◆ WHAT IS ASKED ◆
Quote every line below exactly as it reads.

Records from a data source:
>> Begin
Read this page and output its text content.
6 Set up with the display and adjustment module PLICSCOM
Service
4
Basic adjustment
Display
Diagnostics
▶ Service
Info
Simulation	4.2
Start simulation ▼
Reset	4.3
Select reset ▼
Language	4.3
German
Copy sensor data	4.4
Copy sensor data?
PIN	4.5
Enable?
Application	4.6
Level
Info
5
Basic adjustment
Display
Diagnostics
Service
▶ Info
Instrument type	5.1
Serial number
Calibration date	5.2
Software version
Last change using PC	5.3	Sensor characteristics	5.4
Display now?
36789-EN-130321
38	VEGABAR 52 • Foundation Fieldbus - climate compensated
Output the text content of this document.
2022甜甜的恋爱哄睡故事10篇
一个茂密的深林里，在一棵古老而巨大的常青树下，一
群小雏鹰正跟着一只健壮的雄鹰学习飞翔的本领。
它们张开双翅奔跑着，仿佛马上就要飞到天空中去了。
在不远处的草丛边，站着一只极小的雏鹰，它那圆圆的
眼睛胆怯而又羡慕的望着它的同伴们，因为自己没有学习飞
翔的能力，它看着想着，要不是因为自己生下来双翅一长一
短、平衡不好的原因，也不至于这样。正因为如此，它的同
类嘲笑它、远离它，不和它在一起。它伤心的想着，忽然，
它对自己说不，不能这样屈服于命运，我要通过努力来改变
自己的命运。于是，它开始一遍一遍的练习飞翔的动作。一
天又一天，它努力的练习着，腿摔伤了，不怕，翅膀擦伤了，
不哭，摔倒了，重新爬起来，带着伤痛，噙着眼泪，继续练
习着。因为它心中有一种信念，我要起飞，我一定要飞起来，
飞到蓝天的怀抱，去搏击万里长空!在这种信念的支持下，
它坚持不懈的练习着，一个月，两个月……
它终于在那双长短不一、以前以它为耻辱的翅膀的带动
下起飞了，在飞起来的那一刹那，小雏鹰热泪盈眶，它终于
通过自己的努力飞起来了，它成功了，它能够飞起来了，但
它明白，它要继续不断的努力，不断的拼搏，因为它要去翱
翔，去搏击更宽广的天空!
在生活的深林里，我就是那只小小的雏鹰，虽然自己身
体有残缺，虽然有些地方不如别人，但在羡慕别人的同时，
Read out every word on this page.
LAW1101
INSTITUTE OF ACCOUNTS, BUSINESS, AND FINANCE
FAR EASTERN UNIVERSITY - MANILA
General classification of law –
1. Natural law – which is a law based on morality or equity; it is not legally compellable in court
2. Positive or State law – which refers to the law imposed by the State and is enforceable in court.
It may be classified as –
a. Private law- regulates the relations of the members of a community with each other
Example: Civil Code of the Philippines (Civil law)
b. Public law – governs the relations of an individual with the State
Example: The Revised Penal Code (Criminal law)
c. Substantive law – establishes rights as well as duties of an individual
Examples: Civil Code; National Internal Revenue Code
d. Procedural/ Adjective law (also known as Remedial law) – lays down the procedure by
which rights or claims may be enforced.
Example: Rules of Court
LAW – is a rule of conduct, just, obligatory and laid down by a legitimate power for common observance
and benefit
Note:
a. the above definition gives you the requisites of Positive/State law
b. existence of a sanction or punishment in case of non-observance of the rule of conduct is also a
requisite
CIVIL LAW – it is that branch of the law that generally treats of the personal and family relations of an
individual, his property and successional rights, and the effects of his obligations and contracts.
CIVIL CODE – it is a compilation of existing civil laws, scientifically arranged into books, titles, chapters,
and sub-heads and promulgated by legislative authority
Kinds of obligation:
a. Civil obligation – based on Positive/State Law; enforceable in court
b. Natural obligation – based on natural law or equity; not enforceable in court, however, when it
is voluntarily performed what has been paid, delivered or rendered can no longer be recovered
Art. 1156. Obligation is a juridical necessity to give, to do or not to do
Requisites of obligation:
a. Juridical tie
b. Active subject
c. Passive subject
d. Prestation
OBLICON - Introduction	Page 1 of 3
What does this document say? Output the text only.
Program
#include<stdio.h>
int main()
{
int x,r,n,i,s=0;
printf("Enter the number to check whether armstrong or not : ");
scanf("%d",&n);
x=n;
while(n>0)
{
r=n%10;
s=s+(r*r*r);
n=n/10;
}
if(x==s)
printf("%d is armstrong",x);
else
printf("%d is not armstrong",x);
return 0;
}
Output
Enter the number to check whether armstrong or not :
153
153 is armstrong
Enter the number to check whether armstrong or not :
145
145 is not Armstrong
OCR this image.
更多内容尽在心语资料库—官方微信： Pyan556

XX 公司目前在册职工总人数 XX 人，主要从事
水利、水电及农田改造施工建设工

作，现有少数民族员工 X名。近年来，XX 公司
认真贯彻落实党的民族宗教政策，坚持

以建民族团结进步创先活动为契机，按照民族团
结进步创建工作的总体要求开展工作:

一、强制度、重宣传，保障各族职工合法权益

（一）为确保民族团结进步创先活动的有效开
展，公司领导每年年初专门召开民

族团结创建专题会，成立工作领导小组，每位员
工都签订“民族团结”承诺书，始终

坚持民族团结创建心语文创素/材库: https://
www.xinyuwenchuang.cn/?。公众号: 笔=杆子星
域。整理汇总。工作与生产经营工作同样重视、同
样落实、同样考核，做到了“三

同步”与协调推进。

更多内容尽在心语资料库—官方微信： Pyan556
>> End
◆ RESULT FOR THIS EXERCISE ◆
Read this page and output its text content.
6 Set up with the display and adjustment module PLICSCOM
Service
4
Basic adjustment
Display
Diagnostics
▶ Service
Info
Simulation	4.2
Start simulation ▼
Reset	4.3
Select reset ▼
Language	4.3
German
Copy sensor data	4.4
Copy sensor data?
PIN	4.5
Enable?
Application	4.6
Level
Info
5
Basic adjustment
Display
Diagnostics
Service
▶ Info
Instrument type	5.1
Serial number
Calibration date	5.2
Software version
Last change using PC	5.3	Sensor characteristics	5.4
Display now?
36789-EN-130321
38	VEGABAR 52 • Foundation Fieldbus - climate compensated
Output the text content of this document.
2022甜甜的恋爱哄睡故事10篇
一个茂密的深林里，在一棵古老而巨大的常青树下，一
群小雏鹰正跟着一只健壮的雄鹰学习飞翔的本领。
它们张开双翅奔跑着，仿佛马上就要飞到天空中去了。
在不远处的草丛边，站着一只极小的雏鹰，它那圆圆的
眼睛胆怯而又羡慕的望着它的同伴们，因为自己没有学习飞
翔的能力，它看着想着，要不是因为自己生下来双翅一长一
短、平衡不好的原因，也不至于这样。正因为如此，它的同
类嘲笑它、远离它，不和它在一起。它伤心的想着，忽然，
它对自己说不，不能这样屈服于命运，我要通过努力来改变
自己的命运。于是，它开始一遍一遍的练习飞翔的动作。一
天又一天，它努力的练习着，腿摔伤了，不怕，翅膀擦伤了，
不哭，摔倒了，重新爬起来，带着伤痛，噙着眼泪，继续练
习着。因为它心中有一种信念，我要起飞，我一定要飞起来，
飞到蓝天的怀抱，去搏击万里长空!在这种信念的支持下，
它坚持不懈的练习着，一个月，两个月……
它终于在那双长短不一、以前以它为耻辱的翅膀的带动
下起飞了，在飞起来的那一刹那，小雏鹰热泪盈眶，它终于
通过自己的努力飞起来了，它成功了，它能够飞起来了，但
它明白，它要继续不断的努力，不断的拼搏，因为它要去翱
翔，去搏击更宽广的天空!
在生活的深林里，我就是那只小小的雏鹰，虽然自己身
体有残缺，虽然有些地方不如别人，但在羡慕别人的同时，
Read out every word on this page.
LAW1101
INSTITUTE OF ACCOUNTS, BUSINESS, AND FINANCE
FAR EASTERN UNIVERSITY - MANILA
General classification of law –
1. Natural law – which is a law based on morality or equity; it is not legally compellable in court
2. Positive or State law – which refers to the law imposed by the State and is enforceable in court.
It may be classified as –
a. Private law- regulates the relations of the members of a community with each other
Example: Civil Code of the Philippines (Civil law)
b. Public law – governs the relations of an individual with the State
Example: The Revised Penal Code (Criminal law)
c. Substantive law – establishes rights as well as duties of an individual
Examples: Civil Code; National Internal Revenue Code
d. Procedural/ Adjective law (also known as Remedial law) – lays down the procedure by
which rights or claims may be enforced.
Example: Rules of Court
LAW – is a rule of conduct, just, obligatory and laid down by a legitimate power for common observance
and benefit
Note:
a. the above definition gives you the requisites of Positive/State law
b. existence of a sanction or punishment in case of non-observance of the rule of conduct is also a
requisite
CIVIL LAW – it is that branch of the law that generally treats of the personal and family relations of an
individual, his property and successional rights, and the effects of his obligations and contracts.
CIVIL CODE – it is a compilation of existing civil laws, scientifically arranged into books, titles, chapters,
and sub-heads and promulgated by legislative authority
Kinds of obligation:
a. Civil obligation – based on Positive/State Law; enforceable in court
b. Natural obligation – based on natural law or equity; not enforceable in court, however, when it
is voluntarily performed what has been paid, delivered or rendered can no longer be recovered
Art. 1156. Obligation is a juridical necessity to give, to do or not to do
Requisites of obligation:
a. Juridical tie
b. Active subject
c. Passive subject
d. Prestation
OBLICON - Introduction	Page 1 of 3
What does this document say? Output the text only.
Program
#include<stdio.h>
int main()
{
int x,r,n,i,s=0;
printf("Enter the number to check whether armstrong or not : ");
scanf("%d",&n);
x=n;
while(n>0)
{
r=n%10;
s=s+(r*r*r);
n=n/10;
}
if(x==s)
printf("%d is armstrong",x);
else
printf("%d is not armstrong",x);
return 0;
}
Output
Enter the number to check whether armstrong or not :
153
153 is armstrong
Enter the number to check whether armstrong or not :
145
145 is not Armstrong
OCR this image.
更多内容尽在心语资料库—官方微信： Pyan556

XX 公司目前在册职工总人数 XX 人，主要从事
水利、水电及农田改造施工建设工

作，现有少数民族员工 X名。近年来，XX 公司
认真贯彻落实党的民族宗教政策，坚持

以建民族团结进步创先活动为契机，按照民族团
结进步创建工作的总体要求开展工作:

一、强制度、重宣传，保障各族职工合法权益

（一）为确保民族团结进步创先活动的有效开
展，公司领导每年年初专门召开民

族团结创建专题会，成立工作领导小组，每位员
工都签订“民族团结”承诺书，始终

坚持民族团结创建心语文创素/材库: https://
www.xinyuwenchuang.cn/?。公众号: 笔=杆子星
域。整理汇总。工作与生产经营工作同样重视、同
样落实、同样考核，做到了“三

同步”与协调推进。

更多内容尽在心语资料库—官方微信： Pyan556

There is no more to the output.